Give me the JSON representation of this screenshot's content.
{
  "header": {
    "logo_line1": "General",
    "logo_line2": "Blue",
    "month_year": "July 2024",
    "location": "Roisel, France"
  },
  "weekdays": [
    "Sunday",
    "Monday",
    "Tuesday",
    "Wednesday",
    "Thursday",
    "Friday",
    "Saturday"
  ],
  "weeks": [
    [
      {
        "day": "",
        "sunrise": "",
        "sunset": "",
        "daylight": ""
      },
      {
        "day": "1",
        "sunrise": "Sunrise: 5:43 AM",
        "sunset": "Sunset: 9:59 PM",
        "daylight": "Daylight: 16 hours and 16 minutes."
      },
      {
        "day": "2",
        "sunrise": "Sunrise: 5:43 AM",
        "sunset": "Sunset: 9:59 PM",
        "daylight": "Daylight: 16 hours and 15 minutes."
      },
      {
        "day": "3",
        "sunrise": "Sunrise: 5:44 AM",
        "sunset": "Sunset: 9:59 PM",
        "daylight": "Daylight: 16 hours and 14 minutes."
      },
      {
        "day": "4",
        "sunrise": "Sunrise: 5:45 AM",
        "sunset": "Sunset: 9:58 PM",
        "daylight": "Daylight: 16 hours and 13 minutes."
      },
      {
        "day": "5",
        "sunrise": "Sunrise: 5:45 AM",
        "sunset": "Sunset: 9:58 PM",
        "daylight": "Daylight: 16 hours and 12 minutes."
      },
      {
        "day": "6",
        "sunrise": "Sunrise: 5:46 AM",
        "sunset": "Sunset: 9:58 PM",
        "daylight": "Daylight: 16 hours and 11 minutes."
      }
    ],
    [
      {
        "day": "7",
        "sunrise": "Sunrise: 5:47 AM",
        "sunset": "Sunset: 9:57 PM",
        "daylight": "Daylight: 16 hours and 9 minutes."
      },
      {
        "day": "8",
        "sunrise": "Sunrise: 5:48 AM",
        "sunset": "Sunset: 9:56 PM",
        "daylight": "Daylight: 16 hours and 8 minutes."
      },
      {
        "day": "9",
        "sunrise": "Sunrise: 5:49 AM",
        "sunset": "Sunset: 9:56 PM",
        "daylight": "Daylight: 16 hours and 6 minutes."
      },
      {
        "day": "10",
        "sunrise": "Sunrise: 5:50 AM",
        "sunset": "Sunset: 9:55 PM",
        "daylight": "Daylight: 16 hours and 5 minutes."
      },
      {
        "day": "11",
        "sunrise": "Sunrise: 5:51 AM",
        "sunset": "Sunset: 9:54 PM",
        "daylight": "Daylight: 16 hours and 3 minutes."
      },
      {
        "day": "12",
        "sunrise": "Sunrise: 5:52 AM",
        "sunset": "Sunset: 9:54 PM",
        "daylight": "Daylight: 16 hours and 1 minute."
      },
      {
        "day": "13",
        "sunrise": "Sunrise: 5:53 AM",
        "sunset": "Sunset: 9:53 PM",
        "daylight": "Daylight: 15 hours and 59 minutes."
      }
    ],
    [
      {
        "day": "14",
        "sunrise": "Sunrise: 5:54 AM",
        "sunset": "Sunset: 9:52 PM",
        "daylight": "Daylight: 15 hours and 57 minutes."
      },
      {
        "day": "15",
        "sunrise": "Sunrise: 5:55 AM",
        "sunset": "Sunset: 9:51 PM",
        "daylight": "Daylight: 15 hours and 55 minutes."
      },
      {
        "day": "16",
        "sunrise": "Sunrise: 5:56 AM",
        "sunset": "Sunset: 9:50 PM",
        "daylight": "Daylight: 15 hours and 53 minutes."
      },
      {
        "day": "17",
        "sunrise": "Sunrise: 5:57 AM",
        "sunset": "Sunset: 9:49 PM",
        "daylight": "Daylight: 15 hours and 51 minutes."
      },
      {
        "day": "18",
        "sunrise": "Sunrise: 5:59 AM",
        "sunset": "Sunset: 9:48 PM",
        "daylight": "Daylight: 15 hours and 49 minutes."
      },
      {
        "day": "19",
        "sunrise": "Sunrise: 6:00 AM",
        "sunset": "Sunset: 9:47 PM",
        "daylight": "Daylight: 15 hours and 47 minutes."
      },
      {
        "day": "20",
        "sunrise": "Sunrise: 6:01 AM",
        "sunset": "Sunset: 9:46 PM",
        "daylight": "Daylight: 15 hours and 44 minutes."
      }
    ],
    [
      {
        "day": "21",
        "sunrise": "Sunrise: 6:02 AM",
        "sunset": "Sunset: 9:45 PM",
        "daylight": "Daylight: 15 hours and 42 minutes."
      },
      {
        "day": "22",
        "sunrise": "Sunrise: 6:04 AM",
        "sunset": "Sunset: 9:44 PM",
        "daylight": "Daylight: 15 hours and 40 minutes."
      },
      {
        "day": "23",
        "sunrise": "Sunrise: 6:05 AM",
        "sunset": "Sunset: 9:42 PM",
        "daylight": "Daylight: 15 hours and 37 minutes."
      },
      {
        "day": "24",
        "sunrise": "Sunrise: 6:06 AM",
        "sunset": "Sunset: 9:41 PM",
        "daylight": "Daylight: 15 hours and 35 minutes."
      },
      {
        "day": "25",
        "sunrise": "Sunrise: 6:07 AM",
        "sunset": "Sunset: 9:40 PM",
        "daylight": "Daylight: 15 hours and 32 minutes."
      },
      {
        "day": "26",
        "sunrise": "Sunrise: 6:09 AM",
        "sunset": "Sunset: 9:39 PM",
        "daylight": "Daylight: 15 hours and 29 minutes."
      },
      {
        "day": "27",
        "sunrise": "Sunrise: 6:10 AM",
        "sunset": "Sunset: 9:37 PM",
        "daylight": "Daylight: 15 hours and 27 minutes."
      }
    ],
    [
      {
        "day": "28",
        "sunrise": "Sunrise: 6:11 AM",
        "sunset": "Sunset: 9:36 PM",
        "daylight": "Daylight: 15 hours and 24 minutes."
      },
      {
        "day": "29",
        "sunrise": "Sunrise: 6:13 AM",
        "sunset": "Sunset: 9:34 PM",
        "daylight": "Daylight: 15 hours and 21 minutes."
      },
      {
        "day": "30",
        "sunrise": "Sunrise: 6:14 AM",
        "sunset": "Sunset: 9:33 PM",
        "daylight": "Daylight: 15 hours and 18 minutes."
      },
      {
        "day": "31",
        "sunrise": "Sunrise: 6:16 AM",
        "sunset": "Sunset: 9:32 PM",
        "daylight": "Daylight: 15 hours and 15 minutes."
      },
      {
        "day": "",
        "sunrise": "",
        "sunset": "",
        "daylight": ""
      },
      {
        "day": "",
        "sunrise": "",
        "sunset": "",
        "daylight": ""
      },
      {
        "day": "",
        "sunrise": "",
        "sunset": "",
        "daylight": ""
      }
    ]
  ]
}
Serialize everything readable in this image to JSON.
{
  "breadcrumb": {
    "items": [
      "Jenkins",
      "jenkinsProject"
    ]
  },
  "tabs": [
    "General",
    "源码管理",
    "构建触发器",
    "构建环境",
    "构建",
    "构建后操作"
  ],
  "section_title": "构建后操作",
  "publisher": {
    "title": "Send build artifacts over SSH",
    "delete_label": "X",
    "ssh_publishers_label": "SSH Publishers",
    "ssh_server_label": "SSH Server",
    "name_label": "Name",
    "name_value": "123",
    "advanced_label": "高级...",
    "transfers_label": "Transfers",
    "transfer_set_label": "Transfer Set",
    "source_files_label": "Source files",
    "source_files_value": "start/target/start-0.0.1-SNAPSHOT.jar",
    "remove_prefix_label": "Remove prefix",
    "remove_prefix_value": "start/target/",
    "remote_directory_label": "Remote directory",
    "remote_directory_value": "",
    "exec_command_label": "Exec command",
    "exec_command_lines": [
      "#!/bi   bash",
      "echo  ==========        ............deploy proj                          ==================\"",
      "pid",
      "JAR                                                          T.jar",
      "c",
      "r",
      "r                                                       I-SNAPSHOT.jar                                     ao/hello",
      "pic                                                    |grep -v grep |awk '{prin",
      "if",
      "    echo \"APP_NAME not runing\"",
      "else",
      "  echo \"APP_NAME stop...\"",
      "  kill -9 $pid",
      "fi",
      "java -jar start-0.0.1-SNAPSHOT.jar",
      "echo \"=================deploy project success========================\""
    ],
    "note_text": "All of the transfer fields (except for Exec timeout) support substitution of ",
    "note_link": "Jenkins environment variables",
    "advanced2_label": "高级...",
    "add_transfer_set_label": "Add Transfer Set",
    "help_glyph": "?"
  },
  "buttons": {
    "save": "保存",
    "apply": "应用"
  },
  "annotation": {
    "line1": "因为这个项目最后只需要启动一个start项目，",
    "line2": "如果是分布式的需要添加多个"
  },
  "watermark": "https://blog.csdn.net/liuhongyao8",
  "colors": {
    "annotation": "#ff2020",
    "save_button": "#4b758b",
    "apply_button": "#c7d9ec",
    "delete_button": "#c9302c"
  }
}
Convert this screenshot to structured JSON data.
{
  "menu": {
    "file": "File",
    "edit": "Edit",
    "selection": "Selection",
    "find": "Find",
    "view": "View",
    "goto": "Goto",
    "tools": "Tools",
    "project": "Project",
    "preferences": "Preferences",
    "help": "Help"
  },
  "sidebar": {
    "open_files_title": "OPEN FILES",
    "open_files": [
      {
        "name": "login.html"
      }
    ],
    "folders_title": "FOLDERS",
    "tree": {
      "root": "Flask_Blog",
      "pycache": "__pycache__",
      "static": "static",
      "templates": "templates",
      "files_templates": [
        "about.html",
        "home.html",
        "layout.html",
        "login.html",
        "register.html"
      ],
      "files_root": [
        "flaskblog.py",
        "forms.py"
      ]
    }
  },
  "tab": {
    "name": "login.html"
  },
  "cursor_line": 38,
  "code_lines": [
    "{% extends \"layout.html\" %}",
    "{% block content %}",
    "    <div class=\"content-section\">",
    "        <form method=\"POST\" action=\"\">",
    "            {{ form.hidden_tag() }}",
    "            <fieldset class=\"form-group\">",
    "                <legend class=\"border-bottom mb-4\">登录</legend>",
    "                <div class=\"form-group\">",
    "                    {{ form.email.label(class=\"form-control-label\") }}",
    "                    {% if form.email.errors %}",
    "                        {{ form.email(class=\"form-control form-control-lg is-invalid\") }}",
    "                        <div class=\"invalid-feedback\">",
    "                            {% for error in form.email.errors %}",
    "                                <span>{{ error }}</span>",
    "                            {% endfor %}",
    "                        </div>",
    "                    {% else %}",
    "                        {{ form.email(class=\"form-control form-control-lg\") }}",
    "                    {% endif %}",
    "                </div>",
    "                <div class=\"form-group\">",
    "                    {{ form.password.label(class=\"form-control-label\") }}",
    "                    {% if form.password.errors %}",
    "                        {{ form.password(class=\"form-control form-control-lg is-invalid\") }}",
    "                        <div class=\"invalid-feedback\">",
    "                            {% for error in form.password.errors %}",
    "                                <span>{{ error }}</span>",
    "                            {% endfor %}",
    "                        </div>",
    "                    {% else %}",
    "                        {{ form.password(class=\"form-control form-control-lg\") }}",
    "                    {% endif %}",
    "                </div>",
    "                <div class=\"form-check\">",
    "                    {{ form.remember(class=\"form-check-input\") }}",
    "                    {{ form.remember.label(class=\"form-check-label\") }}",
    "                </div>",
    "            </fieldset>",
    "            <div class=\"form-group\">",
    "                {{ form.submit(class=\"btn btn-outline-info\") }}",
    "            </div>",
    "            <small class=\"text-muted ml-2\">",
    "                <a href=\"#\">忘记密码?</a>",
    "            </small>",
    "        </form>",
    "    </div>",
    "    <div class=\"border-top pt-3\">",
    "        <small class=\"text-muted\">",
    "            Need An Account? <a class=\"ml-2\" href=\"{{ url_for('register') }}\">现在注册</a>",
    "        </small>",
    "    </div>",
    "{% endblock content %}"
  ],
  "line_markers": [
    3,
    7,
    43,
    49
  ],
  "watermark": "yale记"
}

════════════════════

_THE EXERCISE:_ Take every line above carrying "login" and return it.

_EXERCISE OUTPUT:_
        "name": "login.html"
        "login.html",
    "name": "login.html"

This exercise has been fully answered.